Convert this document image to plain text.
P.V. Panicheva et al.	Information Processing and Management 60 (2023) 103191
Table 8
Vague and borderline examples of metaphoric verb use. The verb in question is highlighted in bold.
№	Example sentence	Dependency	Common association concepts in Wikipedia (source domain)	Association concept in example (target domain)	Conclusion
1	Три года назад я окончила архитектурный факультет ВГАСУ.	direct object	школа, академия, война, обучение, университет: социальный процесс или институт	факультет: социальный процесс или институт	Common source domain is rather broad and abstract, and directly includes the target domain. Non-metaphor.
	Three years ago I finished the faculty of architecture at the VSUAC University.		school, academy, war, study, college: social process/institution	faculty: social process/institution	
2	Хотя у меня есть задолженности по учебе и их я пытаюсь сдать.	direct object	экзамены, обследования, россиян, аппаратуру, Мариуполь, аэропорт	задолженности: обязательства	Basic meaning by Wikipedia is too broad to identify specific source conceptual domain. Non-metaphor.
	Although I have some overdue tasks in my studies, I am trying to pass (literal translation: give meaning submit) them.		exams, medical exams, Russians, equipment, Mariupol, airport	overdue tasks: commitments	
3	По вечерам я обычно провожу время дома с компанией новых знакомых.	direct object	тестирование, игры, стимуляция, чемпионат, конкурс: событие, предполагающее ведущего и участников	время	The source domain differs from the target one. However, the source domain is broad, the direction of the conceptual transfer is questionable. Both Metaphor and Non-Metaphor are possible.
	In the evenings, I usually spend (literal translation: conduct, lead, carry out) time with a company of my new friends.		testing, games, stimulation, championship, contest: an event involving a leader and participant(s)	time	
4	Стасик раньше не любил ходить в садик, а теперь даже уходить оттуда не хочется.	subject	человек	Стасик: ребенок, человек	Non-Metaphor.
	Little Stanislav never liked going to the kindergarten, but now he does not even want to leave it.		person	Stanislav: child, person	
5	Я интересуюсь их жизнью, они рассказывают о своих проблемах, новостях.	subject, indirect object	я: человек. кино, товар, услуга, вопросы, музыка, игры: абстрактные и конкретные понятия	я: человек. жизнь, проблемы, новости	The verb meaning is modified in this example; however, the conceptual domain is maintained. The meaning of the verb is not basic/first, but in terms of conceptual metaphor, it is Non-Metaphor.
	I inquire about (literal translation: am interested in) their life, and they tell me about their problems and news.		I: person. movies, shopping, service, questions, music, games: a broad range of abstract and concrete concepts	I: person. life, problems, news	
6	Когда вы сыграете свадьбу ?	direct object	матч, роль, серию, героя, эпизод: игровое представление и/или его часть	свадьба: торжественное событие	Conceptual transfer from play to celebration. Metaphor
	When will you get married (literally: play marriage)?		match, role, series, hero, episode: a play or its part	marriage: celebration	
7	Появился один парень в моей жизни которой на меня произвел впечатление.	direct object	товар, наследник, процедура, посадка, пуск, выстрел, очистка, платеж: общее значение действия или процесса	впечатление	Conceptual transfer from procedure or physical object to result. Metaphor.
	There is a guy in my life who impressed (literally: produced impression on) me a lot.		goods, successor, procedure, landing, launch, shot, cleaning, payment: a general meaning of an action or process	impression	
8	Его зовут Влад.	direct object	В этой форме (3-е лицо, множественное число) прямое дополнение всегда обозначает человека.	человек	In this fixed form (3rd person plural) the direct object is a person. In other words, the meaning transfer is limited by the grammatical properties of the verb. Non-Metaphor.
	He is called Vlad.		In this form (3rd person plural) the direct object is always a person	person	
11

- - -

▶ [Task to complete] Search the entries for the word "товар", then list each line that holds it.

▶ [The completed task]
5	Я интересуюсь их жизнью, они рассказывают о своих проблемах, новостях.	subject, indirect object	я: человек. кино, товар, услуга, вопросы, музыка, игры: абстрактные и конкретные понятия	я: человек. жизнь, проблемы, новости	The verb meaning is modified in this example; however, the conceptual domain is maintained. The meaning of the verb is not basic/first, but in terms of conceptual metaphor, it is Non-Metaphor.
7	Появился один парень в моей жизни которой на меня произвел впечатление.	direct object	товар, наследник, процедура, посадка, пуск, выстрел, очистка, платеж: общее значение действия или процесса	впечатление	Conceptual transfer from procedure or physical object to result. Metaphor.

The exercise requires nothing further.